• **Set exercise**:
Copy out the entries exactly, from the first line to the last.

• **Data provided**:
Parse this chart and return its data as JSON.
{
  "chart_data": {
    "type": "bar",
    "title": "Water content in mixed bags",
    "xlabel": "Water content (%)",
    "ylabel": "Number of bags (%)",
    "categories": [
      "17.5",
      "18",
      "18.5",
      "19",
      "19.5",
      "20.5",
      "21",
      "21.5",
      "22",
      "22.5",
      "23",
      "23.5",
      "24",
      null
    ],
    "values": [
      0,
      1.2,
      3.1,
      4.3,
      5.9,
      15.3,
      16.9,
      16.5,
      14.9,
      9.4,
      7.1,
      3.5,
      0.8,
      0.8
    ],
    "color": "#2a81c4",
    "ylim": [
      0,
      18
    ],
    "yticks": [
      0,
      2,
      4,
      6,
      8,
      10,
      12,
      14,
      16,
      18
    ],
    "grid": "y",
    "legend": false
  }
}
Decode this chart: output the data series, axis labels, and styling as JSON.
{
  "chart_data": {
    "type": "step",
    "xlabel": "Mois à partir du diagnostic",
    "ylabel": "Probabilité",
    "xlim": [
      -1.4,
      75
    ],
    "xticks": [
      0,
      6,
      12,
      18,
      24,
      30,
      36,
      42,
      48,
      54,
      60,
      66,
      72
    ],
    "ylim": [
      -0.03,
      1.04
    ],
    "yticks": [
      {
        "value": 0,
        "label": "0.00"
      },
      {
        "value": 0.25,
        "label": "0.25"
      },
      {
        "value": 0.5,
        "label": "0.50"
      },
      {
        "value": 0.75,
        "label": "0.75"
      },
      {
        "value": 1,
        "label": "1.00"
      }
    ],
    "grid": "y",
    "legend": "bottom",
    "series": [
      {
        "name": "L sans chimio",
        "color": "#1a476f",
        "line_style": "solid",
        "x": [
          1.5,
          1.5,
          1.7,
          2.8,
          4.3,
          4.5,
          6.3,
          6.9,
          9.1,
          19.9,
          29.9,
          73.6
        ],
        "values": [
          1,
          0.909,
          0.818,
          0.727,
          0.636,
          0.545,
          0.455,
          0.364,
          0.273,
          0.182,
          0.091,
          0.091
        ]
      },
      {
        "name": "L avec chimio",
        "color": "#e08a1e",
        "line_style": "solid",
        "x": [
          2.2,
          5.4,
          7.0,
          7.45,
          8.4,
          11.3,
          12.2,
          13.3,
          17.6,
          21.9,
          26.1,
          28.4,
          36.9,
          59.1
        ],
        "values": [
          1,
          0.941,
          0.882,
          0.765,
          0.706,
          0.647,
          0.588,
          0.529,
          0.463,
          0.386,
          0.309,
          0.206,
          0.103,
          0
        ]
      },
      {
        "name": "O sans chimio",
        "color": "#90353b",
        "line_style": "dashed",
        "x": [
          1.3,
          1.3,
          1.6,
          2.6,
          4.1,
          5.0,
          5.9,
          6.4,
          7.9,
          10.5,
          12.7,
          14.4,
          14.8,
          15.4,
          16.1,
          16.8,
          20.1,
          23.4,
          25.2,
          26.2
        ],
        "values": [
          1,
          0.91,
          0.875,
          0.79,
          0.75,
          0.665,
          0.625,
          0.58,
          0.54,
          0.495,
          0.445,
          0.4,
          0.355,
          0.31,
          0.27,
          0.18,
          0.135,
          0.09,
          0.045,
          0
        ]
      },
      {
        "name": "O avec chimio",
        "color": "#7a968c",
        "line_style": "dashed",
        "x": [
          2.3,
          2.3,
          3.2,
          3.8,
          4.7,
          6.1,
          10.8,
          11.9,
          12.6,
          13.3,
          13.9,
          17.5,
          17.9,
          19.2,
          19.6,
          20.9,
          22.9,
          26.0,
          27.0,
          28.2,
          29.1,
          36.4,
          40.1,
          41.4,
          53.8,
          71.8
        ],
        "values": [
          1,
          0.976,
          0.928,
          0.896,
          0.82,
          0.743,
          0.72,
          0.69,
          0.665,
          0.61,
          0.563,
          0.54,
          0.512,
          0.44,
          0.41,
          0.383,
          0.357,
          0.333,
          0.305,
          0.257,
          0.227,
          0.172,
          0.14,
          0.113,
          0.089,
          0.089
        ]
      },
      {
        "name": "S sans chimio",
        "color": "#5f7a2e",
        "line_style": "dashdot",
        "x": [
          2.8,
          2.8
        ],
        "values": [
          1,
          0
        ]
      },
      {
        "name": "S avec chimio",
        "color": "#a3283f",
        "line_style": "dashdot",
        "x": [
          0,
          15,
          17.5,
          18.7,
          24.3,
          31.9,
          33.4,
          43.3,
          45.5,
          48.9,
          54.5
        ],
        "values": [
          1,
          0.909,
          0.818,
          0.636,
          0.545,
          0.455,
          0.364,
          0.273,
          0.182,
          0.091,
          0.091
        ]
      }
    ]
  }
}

• **Answer to this exercise**:
Parse this chart and return its data as JSON.
{
  "chart_data": {
    "type": "bar",
    "title": "Water content in mixed bags",
    "xlabel": "Water content (%)",
    "ylabel": "Number of bags (%)",
    "categories": [
      "17.5",
      "18",
      "18.5",
      "19",
      "19.5",
      "20.5",
      "21",
      "21.5",
      "22",
      "22.5",
      "23",
      "23.5",
      "24",
      null
    ],
    "values": [
      0,
      1.2,
      3.1,
      4.3,
      5.9,
      15.3,
      16.9,
      16.5,
      14.9,
      9.4,
      7.1,
      3.5,
      0.8,
      0.8
    ],
    "color": "#2a81c4",
    "ylim": [
      0,
      18
    ],
    "yticks": [
      0,
      2,
      4,
      6,
      8,
      10,
      12,
      14,
      16,
      18
    ],
    "grid": "y",
    "legend": false
  }
}
Decode this chart: output the data series, axis labels, and styling as JSON.
{
  "chart_data": {
    "type": "step",
    "xlabel": "Mois à partir du diagnostic",
    "ylabel": "Probabilité",
    "xlim": [
      -1.4,
      75
    ],
    "xticks": [
      0,
      6,
      12,
      18,
      24,
      30,
      36,
      42,
      48,
      54,
      60,
      66,
      72
    ],
    "ylim": [
      -0.03,
      1.04
    ],
    "yticks": [
      {
        "value": 0,
        "label": "0.00"
      },
      {
        "value": 0.25,
        "label": "0.25"
      },
      {
        "value": 0.5,
        "label": "0.50"
      },
      {
        "value": 0.75,
        "label": "0.75"
      },
      {
        "value": 1,
        "label": "1.00"
      }
    ],
    "grid": "y",
    "legend": "bottom",
    "series": [
      {
        "name": "L sans chimio",
        "color": "#1a476f",
        "line_style": "solid",
        "x": [
          1.5,
          1.5,
          1.7,
          2.8,
          4.3,
          4.5,
          6.3,
          6.9,
          9.1,
          19.9,
          29.9,
          73.6
        ],
        "values": [
          1,
          0.909,
          0.818,
          0.727,
          0.636,
          0.545,
          0.455,
          0.364,
          0.273,
          0.182,
          0.091,
          0.091
        ]
      },
      {
        "name": "L avec chimio",
        "color": "#e08a1e",
        "line_style": "solid",
        "x": [
          2.2,
          5.4,
          7.0,
          7.45,
          8.4,
          11.3,
          12.2,
          13.3,
          17.6,
          21.9,
          26.1,
          28.4,
          36.9,
          59.1
        ],
        "values": [
          1,
          0.941,
          0.882,
          0.765,
          0.706,
          0.647,
          0.588,
          0.529,
          0.463,
          0.386,
          0.309,
          0.206,
          0.103,
          0
        ]
      },
      {
        "name": "O sans chimio",
        "color": "#90353b",
        "line_style": "dashed",
        "x": [
          1.3,
          1.3,
          1.6,
          2.6,
          4.1,
          5.0,
          5.9,
          6.4,
          7.9,
          10.5,
          12.7,
          14.4,
          14.8,
          15.4,
          16.1,
          16.8,
          20.1,
          23.4,
          25.2,
          26.2
        ],
        "values": [
          1,
          0.91,
          0.875,
          0.79,
          0.75,
          0.665,
          0.625,
          0.58,
          0.54,
          0.495,
          0.445,
          0.4,
          0.355,
          0.31,
          0.27,
          0.18,
          0.135,
          0.09,
          0.045,
          0
        ]
      },
      {
        "name": "O avec chimio",
        "color": "#7a968c",
        "line_style": "dashed",
        "x": [
          2.3,
          2.3,
          3.2,
          3.8,
          4.7,
          6.1,
          10.8,
          11.9,
          12.6,
          13.3,
          13.9,
          17.5,
          17.9,
          19.2,
          19.6,
          20.9,
          22.9,
          26.0,
          27.0,
          28.2,
          29.1,
          36.4,
          40.1,
          41.4,
          53.8,
          71.8
        ],
        "values": [
          1,
          0.976,
          0.928,
          0.896,
          0.82,
          0.743,
          0.72,
          0.69,
          0.665,
          0.61,
          0.563,
          0.54,
          0.512,
          0.44,
          0.41,
          0.383,
          0.357,
          0.333,
          0.305,
          0.257,
          0.227,
          0.172,
          0.14,
          0.113,
          0.089,
          0.089
        ]
      },
      {
        "name": "S sans chimio",
        "color": "#5f7a2e",
        "line_style": "dashdot",
        "x": [
          2.8,
          2.8
        ],
        "values": [
          1,
          0
        ]
      },
      {
        "name": "S avec chimio",
        "color": "#a3283f",
        "line_style": "dashdot",
        "x": [
          0,
          15,
          17.5,
          18.7,
          24.3,
          31.9,
          33.4,
          43.3,
          45.5,
          48.9,
          54.5
        ],
        "values": [
          1,
          0.909,
          0.818,
          0.636,
          0.545,
          0.455,
          0.364,
          0.273,
          0.182,
          0.091,
          0.091
        ]
      }
    ]
  }
}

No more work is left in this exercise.